- _What you will do_: Please update the listing from the line that has "entry-lesson-number: 11 xyxy=(689,870,705,885)" through the line that has "entry-lesson-number: 15 xyxy=(689,922,705,937)", replacing "vocab-entry-row" with "vocabulary-entry-row" and leaving everything else unchanged. Give back only those lines.

----

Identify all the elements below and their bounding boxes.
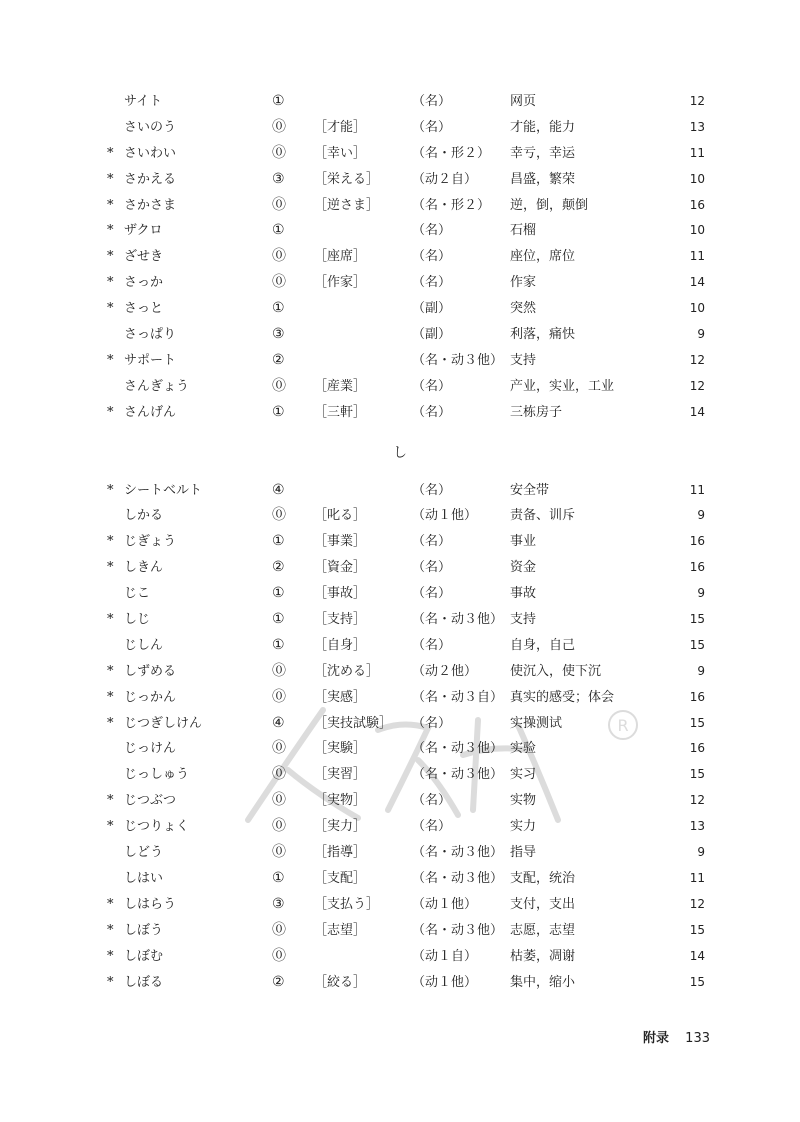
entry-lesson-number: 11 xyxy=(689,870,705,885)
entry-lesson-number: 9 xyxy=(697,327,705,342)
entry-kanji: ［自身］ xyxy=(314,637,367,653)
entry-part-of-speech: （名・动３他） xyxy=(412,870,504,886)
entry-reading: じつぎしけん xyxy=(124,715,203,731)
vocab-entry-row xyxy=(0,348,800,374)
svg-text:R: R xyxy=(617,716,629,735)
entry-accent: ② xyxy=(272,973,285,990)
entry-reading: しじ xyxy=(124,612,151,628)
entry-star-mark: * xyxy=(107,352,114,368)
entry-meaning: 指导 xyxy=(510,845,537,861)
entry-part-of-speech: （名） xyxy=(412,249,452,265)
entry-kanji: ［叱る］ xyxy=(314,508,367,524)
page-footer xyxy=(643,1027,710,1046)
vocab-entry-row xyxy=(0,244,800,270)
entry-reading: サイト xyxy=(124,94,163,109)
entry-lesson-number: 12 xyxy=(689,793,705,808)
entry-accent: ⓪ xyxy=(272,196,286,213)
entry-part-of-speech: （名） xyxy=(412,586,452,602)
entry-accent: ③ xyxy=(272,895,285,912)
entry-part-of-speech: （名） xyxy=(412,223,452,239)
entry-meaning: 集中，缩小 xyxy=(510,974,576,990)
entry-star-mark: * xyxy=(107,482,114,498)
entry-star-mark: * xyxy=(107,171,114,187)
entry-meaning: 安全带 xyxy=(510,482,550,498)
entry-kanji: ［実力］ xyxy=(314,819,367,835)
entry-part-of-speech: （名・形２） xyxy=(412,145,491,161)
vocab-entry-row xyxy=(0,503,800,529)
entry-star-mark: * xyxy=(107,793,114,809)
entry-meaning: 实操测试 xyxy=(510,715,563,731)
vocab-entry-row xyxy=(0,115,800,141)
entry-meaning: 实验 xyxy=(510,741,537,757)
entry-kanji: ［実習］ xyxy=(314,767,367,783)
entry-kanji: ［作家］ xyxy=(314,275,367,291)
entry-star-mark: * xyxy=(107,612,114,628)
vocabulary-list xyxy=(0,89,800,995)
entry-accent: ⓪ xyxy=(272,921,286,938)
entry-accent: ④ xyxy=(272,481,285,498)
vocab-entry-row xyxy=(0,685,800,711)
entry-meaning: 昌盛，繁荣 xyxy=(510,171,576,187)
vocab-entry-row xyxy=(0,296,800,322)
vocabulary-section-shi xyxy=(0,478,800,996)
entry-lesson-number: 15 xyxy=(689,922,705,937)
entry-part-of-speech: （名） xyxy=(412,119,452,135)
entry-reading: じつりょく xyxy=(124,819,190,835)
entry-lesson-number: 14 xyxy=(689,404,705,419)
entry-accent: ① xyxy=(272,869,285,886)
entry-reading: ざせき xyxy=(124,249,164,265)
entry-accent: ⓪ xyxy=(272,248,286,265)
entry-kanji: ［支払う］ xyxy=(314,896,380,912)
entry-part-of-speech: （动２自） xyxy=(412,171,478,187)
entry-part-of-speech: （动１他） xyxy=(412,896,478,912)
entry-meaning: 志愿，志望 xyxy=(510,922,576,938)
entry-accent: ① xyxy=(272,533,285,550)
entry-kanji: ［沈める］ xyxy=(314,663,380,679)
entry-lesson-number: 15 xyxy=(689,612,705,627)
entry-lesson-number: 9 xyxy=(697,845,705,860)
entry-reading: しぼう xyxy=(124,922,164,938)
entry-meaning: 幸亏，幸运 xyxy=(510,145,576,161)
entry-meaning: 事故 xyxy=(510,586,537,602)
entry-star-mark: * xyxy=(107,948,114,964)
entry-lesson-number: 15 xyxy=(689,974,705,989)
entry-accent: ① xyxy=(272,93,285,109)
entry-part-of-speech: （名） xyxy=(412,637,452,653)
entry-accent: ⓪ xyxy=(272,688,286,705)
entry-reading: じつぶつ xyxy=(124,793,177,809)
vocab-entry-row xyxy=(0,322,800,348)
entry-part-of-speech: （副） xyxy=(412,301,452,317)
vocab-entry-row xyxy=(0,659,800,685)
entry-reading: しきん xyxy=(124,560,164,576)
entry-accent: ⓪ xyxy=(272,274,286,291)
entry-part-of-speech: （名・动３他） xyxy=(412,612,504,628)
entry-meaning: 支付，支出 xyxy=(510,896,576,912)
entry-lesson-number: 16 xyxy=(689,560,705,575)
entry-star-mark: * xyxy=(107,145,114,161)
entry-accent: ③ xyxy=(272,170,285,187)
entry-reading: さかえる xyxy=(124,171,177,187)
entry-reading: じしん xyxy=(124,637,164,653)
entry-kanji: ［三軒］ xyxy=(314,404,367,420)
entry-lesson-number: 16 xyxy=(689,741,705,756)
entry-accent: ② xyxy=(272,351,285,368)
entry-part-of-speech: （名・动３自） xyxy=(412,689,504,705)
entry-meaning: 真实的感受；体会 xyxy=(510,689,615,705)
entry-lesson-number: 14 xyxy=(689,948,705,963)
entry-lesson-number: 11 xyxy=(689,482,705,497)
entry-part-of-speech: （名） xyxy=(412,275,452,291)
entry-accent: ① xyxy=(272,403,285,420)
vocab-entry-row xyxy=(0,711,800,737)
entry-lesson-number: 11 xyxy=(689,145,705,160)
vocab-entry-row xyxy=(0,529,800,555)
entry-lesson-number: 16 xyxy=(689,689,705,704)
entry-accent: ⓪ xyxy=(272,818,286,835)
entry-part-of-speech: （动１自） xyxy=(412,948,478,964)
entry-accent: ⓪ xyxy=(272,766,286,783)
entry-lesson-number: 14 xyxy=(689,275,705,290)
entry-meaning: 事业 xyxy=(510,534,537,550)
entry-reading: ザクロ xyxy=(124,223,163,239)
entry-meaning: 逆，倒，颠倒 xyxy=(510,197,589,213)
entry-kanji: ［実験］ xyxy=(314,741,367,757)
entry-part-of-speech: （动２他） xyxy=(412,663,478,679)
entry-lesson-number: 10 xyxy=(689,301,705,316)
vocab-entry-row xyxy=(0,400,800,426)
entry-accent: ⓪ xyxy=(272,144,286,161)
entry-kanji: ［指導］ xyxy=(314,845,367,861)
vocab-entry-row xyxy=(0,788,800,814)
vocab-entry-row xyxy=(0,607,800,633)
vocab-entry-row xyxy=(0,89,800,115)
entry-kanji: ［絞る］ xyxy=(314,974,367,990)
entry-kanji: ［事業］ xyxy=(314,534,367,550)
vocab-entry-row xyxy=(0,840,800,866)
entry-star-mark: * xyxy=(107,896,114,912)
entry-reading: じっかん xyxy=(124,689,177,705)
entry-lesson-number: 12 xyxy=(689,94,705,108)
entry-lesson-number: 12 xyxy=(689,352,705,367)
entry-reading: じこ xyxy=(124,586,151,602)
entry-star-mark: * xyxy=(107,404,114,420)
section-heading xyxy=(0,426,800,478)
entry-accent: ① xyxy=(272,636,285,653)
entry-accent: ⓪ xyxy=(272,740,286,757)
entry-kanji: ［事故］ xyxy=(314,586,367,602)
entry-star-mark: * xyxy=(107,301,114,317)
entry-part-of-speech: （名・动３他） xyxy=(412,922,504,938)
entry-reading: しずめる xyxy=(124,663,177,679)
vocab-entry-row xyxy=(0,892,800,918)
entry-star-mark: * xyxy=(107,534,114,550)
entry-meaning: 实物 xyxy=(510,793,537,809)
entry-meaning: 产业，实业，工业 xyxy=(510,378,615,394)
entry-accent: ① xyxy=(272,585,285,602)
entry-meaning: 责备、训斥 xyxy=(510,508,576,524)
entry-meaning: 支配，统治 xyxy=(510,870,576,886)
entry-reading: さいわい xyxy=(124,145,177,161)
entry-kanji: ［座席］ xyxy=(314,249,367,265)
entry-reading: しどう xyxy=(124,845,164,861)
entry-kanji: ［幸い］ xyxy=(314,145,367,161)
entry-meaning: 实习 xyxy=(510,767,537,783)
entry-lesson-number: 15 xyxy=(689,637,705,652)
entry-reading: さっと xyxy=(124,301,164,317)
vocab-entry-row xyxy=(0,762,800,788)
entry-reading: さっぱり xyxy=(124,327,177,343)
entry-meaning: 支持 xyxy=(510,352,537,368)
entry-lesson-number: 10 xyxy=(689,223,705,238)
vocab-entry-row xyxy=(0,270,800,296)
entry-lesson-number: 9 xyxy=(697,586,705,601)
entry-accent: ② xyxy=(272,559,285,576)
entry-star-mark: * xyxy=(107,974,114,990)
entry-reading: じっしゅう xyxy=(124,767,190,783)
entry-meaning: 支持 xyxy=(510,612,537,628)
entry-lesson-number: 13 xyxy=(689,119,705,134)
entry-kanji: ［志望］ xyxy=(314,922,367,938)
vocabulary-section-sa xyxy=(0,89,800,426)
entry-part-of-speech: （名・动３他） xyxy=(412,741,504,757)
entry-meaning: 三栋房子 xyxy=(510,404,563,420)
entry-meaning: 网页 xyxy=(510,94,537,109)
entry-part-of-speech: （名・动３他） xyxy=(412,352,504,368)
entry-accent: ⓪ xyxy=(272,507,286,524)
entry-star-mark: * xyxy=(107,560,114,576)
entry-meaning: 利落，痛快 xyxy=(510,327,576,343)
entry-part-of-speech: （名） xyxy=(412,378,452,394)
entry-lesson-number: 9 xyxy=(697,663,705,678)
entry-kanji: ［実物］ xyxy=(314,793,367,809)
vocab-entry-row xyxy=(0,581,800,607)
entry-meaning: 自身，自己 xyxy=(510,637,576,653)
entry-accent: ⓪ xyxy=(272,662,286,679)
entry-kanji: ［才能］ xyxy=(314,119,367,135)
vocab-entry-row xyxy=(0,167,800,193)
section-heading-text: し xyxy=(393,444,407,461)
entry-meaning: 枯萎，凋谢 xyxy=(510,948,576,964)
entry-reading: さんげん xyxy=(124,404,177,420)
entry-meaning: 作家 xyxy=(510,275,537,291)
vocab-entry-row xyxy=(0,866,800,892)
entry-accent: ① xyxy=(272,611,285,628)
entry-star-mark: * xyxy=(107,197,114,213)
entry-kanji: ［支配］ xyxy=(314,870,367,886)
vocab-entry-row xyxy=(0,970,800,996)
entry-lesson-number: 9 xyxy=(697,508,705,523)
entry-star-mark: * xyxy=(107,663,114,679)
vocab-entry-row xyxy=(0,218,800,244)
vocab-entry-row xyxy=(0,141,800,167)
entry-reading: さっか xyxy=(124,275,164,291)
entry-part-of-speech: （名） xyxy=(412,715,452,731)
entry-meaning: 突然 xyxy=(510,301,537,317)
entry-part-of-speech: （名・动３他） xyxy=(412,767,504,783)
entry-meaning: 使沉入，使下沉 xyxy=(510,663,602,679)
entry-kanji: ［実感］ xyxy=(314,689,367,705)
entry-kanji: ［産業］ xyxy=(314,378,367,394)
entry-accent: ⓪ xyxy=(272,377,286,394)
entry-part-of-speech: （名） xyxy=(412,404,452,420)
entry-part-of-speech: （名） xyxy=(412,819,452,835)
entry-part-of-speech: （名・形２） xyxy=(412,197,491,213)
entry-accent: ⓪ xyxy=(272,947,286,964)
entry-accent: ④ xyxy=(272,714,285,731)
entry-reading: さんぎょう xyxy=(124,378,190,394)
vocab-entry-row xyxy=(0,633,800,659)
entry-part-of-speech: （名・动３他） xyxy=(412,845,504,861)
vocab-entry-row xyxy=(0,814,800,840)
entry-reading: しぼる xyxy=(124,974,164,990)
entry-accent: ⓪ xyxy=(272,792,286,809)
entry-star-mark: * xyxy=(107,689,114,705)
entry-lesson-number: 10 xyxy=(689,171,705,186)
vocab-entry-row xyxy=(0,944,800,970)
entry-accent: ③ xyxy=(272,326,285,343)
entry-meaning: 石榴 xyxy=(510,223,537,239)
entry-reading: さかさま xyxy=(124,197,177,213)
page-number: 133 xyxy=(685,1031,710,1046)
entry-lesson-number: 15 xyxy=(689,767,705,782)
entry-star-mark: * xyxy=(107,275,114,291)
vocab-entry-row xyxy=(0,736,800,762)
entry-reading: しかる xyxy=(124,508,164,524)
entry-kanji: ［実技試験］ xyxy=(314,715,393,731)
entry-lesson-number: 11 xyxy=(689,249,705,264)
entry-part-of-speech: （名） xyxy=(412,482,452,498)
entry-reading: サポート xyxy=(124,352,177,368)
entry-meaning: 实力 xyxy=(510,819,537,835)
entry-lesson-number: 12 xyxy=(689,378,705,393)
entry-star-mark: * xyxy=(107,715,114,731)
vocab-entry-row xyxy=(0,555,800,581)
footer-label: 附录 xyxy=(643,1031,670,1046)
entry-kanji: ［逆さま］ xyxy=(314,197,380,213)
entry-lesson-number: 12 xyxy=(689,896,705,911)
entry-accent: ① xyxy=(272,300,285,317)
vocab-entry-row xyxy=(0,374,800,400)
entry-reading: じぎょう xyxy=(124,534,177,550)
entry-part-of-speech: （名） xyxy=(412,793,452,809)
entry-star-mark: * xyxy=(107,223,114,239)
vocab-entry-row xyxy=(0,193,800,219)
vocab-entry-row xyxy=(0,478,800,504)
entry-accent: ① xyxy=(272,222,285,239)
entry-meaning: 资金 xyxy=(510,560,537,576)
entry-reading: シートベルト xyxy=(124,482,203,498)
entry-part-of-speech: （名） xyxy=(412,94,452,109)
entry-reading: しはい xyxy=(124,870,164,886)
entry-reading: しはらう xyxy=(124,896,177,912)
entry-part-of-speech: （名） xyxy=(412,534,452,550)
entry-kanji: ［栄える］ xyxy=(314,171,380,187)
entry-meaning: 才能，能力 xyxy=(510,119,576,135)
entry-part-of-speech: （名） xyxy=(412,560,452,576)
entry-part-of-speech: （动１他） xyxy=(412,508,478,524)
entry-lesson-number: 16 xyxy=(689,197,705,212)
vocab-entry-row xyxy=(0,918,800,944)
entry-accent: ⓪ xyxy=(272,118,286,135)
entry-kanji: ［支持］ xyxy=(314,612,367,628)
entry-kanji: ［資金］ xyxy=(314,560,367,576)
entry-reading: じっけん xyxy=(124,741,177,757)
entry-star-mark: * xyxy=(107,922,114,938)
entry-lesson-number: 16 xyxy=(689,534,705,549)
entry-meaning: 座位，席位 xyxy=(510,249,576,265)
entry-part-of-speech: （副） xyxy=(412,327,452,343)
entry-reading: しぼむ xyxy=(124,948,164,964)
entry-lesson-number: 13 xyxy=(689,819,705,834)
entry-reading: さいのう xyxy=(124,119,177,135)
entry-accent: ⓪ xyxy=(272,844,286,861)
entry-part-of-speech: （动１他） xyxy=(412,974,478,990)
entry-lesson-number: 15 xyxy=(689,715,705,730)
entry-star-mark: * xyxy=(107,819,114,835)
entry-star-mark: * xyxy=(107,249,114,265)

----

- _Correct result_:
entry-lesson-number: 11 xyxy=(689,870,705,885)
entry-lesson-number: 9 xyxy=(697,327,705,342)
entry-kanji: ［自身］ xyxy=(314,637,367,653)
entry-part-of-speech: （名・动３他） xyxy=(412,870,504,886)
entry-reading: じつぎしけん xyxy=(124,715,203,731)
vocabulary-entry-row xyxy=(0,348,800,374)
svg-text:R: R xyxy=(617,716,629,735)
entry-accent: ② xyxy=(272,973,285,990)
entry-reading: しじ xyxy=(124,612,151,628)
entry-star-mark: * xyxy=(107,352,114,368)
entry-meaning: 指导 xyxy=(510,845,537,861)
entry-part-of-speech: （名） xyxy=(412,249,452,265)
entry-kanji: ［叱る］ xyxy=(314,508,367,524)
page-footer xyxy=(643,1027,710,1046)
vocabulary-entry-row xyxy=(0,244,800,270)
entry-reading: サイト xyxy=(124,94,163,109)
entry-lesson-number: 12 xyxy=(689,793,705,808)
entry-accent: ⓪ xyxy=(272,196,286,213)
entry-part-of-speech: （名） xyxy=(412,586,452,602)
entry-accent: ③ xyxy=(272,895,285,912)
entry-part-of-speech: （名） xyxy=(412,223,452,239)
entry-meaning: 集中，缩小 xyxy=(510,974,576,990)
entry-star-mark: * xyxy=(107,482,114,498)
entry-star-mark: * xyxy=(107,171,114,187)
entry-meaning: 安全带 xyxy=(510,482,550,498)
entry-kanji: ［実力］ xyxy=(314,819,367,835)
entry-part-of-speech: （名・形２） xyxy=(412,145,491,161)
vocabulary-entry-row xyxy=(0,503,800,529)
entry-star-mark: * xyxy=(107,793,114,809)
entry-meaning: 实操测试 xyxy=(510,715,563,731)
vocabulary-entry-row xyxy=(0,115,800,141)
entry-meaning: 实验 xyxy=(510,741,537,757)
entry-kanji: ［実習］ xyxy=(314,767,367,783)
entry-kanji: ［作家］ xyxy=(314,275,367,291)
entry-star-mark: * xyxy=(107,612,114,628)
vocabulary-list xyxy=(0,89,800,995)
entry-accent: ⓪ xyxy=(272,921,286,938)
entry-accent: ④ xyxy=(272,481,285,498)
vocabulary-entry-row xyxy=(0,685,800,711)
entry-meaning: 昌盛，繁荣 xyxy=(510,171,576,187)
vocabulary-entry-row xyxy=(0,296,800,322)
vocabulary-section-shi xyxy=(0,478,800,996)
entry-lesson-number: 15 xyxy=(689,922,705,937)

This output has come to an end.